> _EXERCISE GOAL_
Print every entry exactly as written.

> _DATASET RECORDS_

_____

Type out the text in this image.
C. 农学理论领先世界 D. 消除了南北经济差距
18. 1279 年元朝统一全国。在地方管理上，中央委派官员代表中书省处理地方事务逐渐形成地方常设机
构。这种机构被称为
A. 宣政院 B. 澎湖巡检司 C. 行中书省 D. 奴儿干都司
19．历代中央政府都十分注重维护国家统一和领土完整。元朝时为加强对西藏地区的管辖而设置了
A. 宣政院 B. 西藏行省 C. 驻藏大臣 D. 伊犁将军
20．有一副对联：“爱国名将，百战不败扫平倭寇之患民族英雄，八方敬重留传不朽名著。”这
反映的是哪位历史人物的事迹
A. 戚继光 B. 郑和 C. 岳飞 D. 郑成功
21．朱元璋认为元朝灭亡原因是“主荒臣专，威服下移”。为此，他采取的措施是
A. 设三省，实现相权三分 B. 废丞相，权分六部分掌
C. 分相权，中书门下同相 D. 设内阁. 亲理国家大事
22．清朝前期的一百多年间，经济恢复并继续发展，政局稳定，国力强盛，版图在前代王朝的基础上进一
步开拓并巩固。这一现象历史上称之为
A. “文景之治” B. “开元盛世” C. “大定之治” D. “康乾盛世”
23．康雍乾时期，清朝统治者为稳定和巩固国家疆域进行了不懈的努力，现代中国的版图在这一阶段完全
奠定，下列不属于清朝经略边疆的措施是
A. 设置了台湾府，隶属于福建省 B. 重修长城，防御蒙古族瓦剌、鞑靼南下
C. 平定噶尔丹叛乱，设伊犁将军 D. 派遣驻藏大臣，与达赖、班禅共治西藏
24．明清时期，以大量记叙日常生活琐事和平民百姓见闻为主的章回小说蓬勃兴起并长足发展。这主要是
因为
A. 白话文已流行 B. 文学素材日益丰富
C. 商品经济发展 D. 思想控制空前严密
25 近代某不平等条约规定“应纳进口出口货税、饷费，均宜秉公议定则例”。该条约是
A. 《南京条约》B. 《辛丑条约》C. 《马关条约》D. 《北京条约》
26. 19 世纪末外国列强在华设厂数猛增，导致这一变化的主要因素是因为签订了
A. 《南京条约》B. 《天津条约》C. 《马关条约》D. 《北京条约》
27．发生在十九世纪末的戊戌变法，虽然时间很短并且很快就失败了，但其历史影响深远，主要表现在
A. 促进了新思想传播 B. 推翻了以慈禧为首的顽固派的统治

_____

> _OUTPUT OF THE TASK_
Type out the text in this image.
C. 农学理论领先世界 D. 消除了南北经济差距
18. 1279 年元朝统一全国。在地方管理上，中央委派官员代表中书省处理地方事务逐渐形成地方常设机
构。这种机构被称为
A. 宣政院 B. 澎湖巡检司 C. 行中书省 D. 奴儿干都司
19．历代中央政府都十分注重维护国家统一和领土完整。元朝时为加强对西藏地区的管辖而设置了
A. 宣政院 B. 西藏行省 C. 驻藏大臣 D. 伊犁将军
20．有一副对联：“爱国名将，百战不败扫平倭寇之患民族英雄，八方敬重留传不朽名著。”这
反映的是哪位历史人物的事迹
A. 戚继光 B. 郑和 C. 岳飞 D. 郑成功
21．朱元璋认为元朝灭亡原因是“主荒臣专，威服下移”。为此，他采取的措施是
A. 设三省，实现相权三分 B. 废丞相，权分六部分掌
C. 分相权，中书门下同相 D. 设内阁. 亲理国家大事
22．清朝前期的一百多年间，经济恢复并继续发展，政局稳定，国力强盛，版图在前代王朝的基础上进一
步开拓并巩固。这一现象历史上称之为
A. “文景之治” B. “开元盛世” C. “大定之治” D. “康乾盛世”
23．康雍乾时期，清朝统治者为稳定和巩固国家疆域进行了不懈的努力，现代中国的版图在这一阶段完全
奠定，下列不属于清朝经略边疆的措施是
A. 设置了台湾府，隶属于福建省 B. 重修长城，防御蒙古族瓦剌、鞑靼南下
C. 平定噶尔丹叛乱，设伊犁将军 D. 派遣驻藏大臣，与达赖、班禅共治西藏
24．明清时期，以大量记叙日常生活琐事和平民百姓见闻为主的章回小说蓬勃兴起并长足发展。这主要是
因为
A. 白话文已流行 B. 文学素材日益丰富
C. 商品经济发展 D. 思想控制空前严密
25 近代某不平等条约规定“应纳进口出口货税、饷费，均宜秉公议定则例”。该条约是
A. 《南京条约》B. 《辛丑条约》C. 《马关条约》D. 《北京条约》
26. 19 世纪末外国列强在华设厂数猛增，导致这一变化的主要因素是因为签订了
A. 《南京条约》B. 《天津条约》C. 《马关条约》D. 《北京条约》
27．发生在十九世纪末的戊戌变法，虽然时间很短并且很快就失败了，但其历史影响深远，主要表现在
A. 促进了新思想传播 B. 推翻了以慈禧为首的顽固派的统治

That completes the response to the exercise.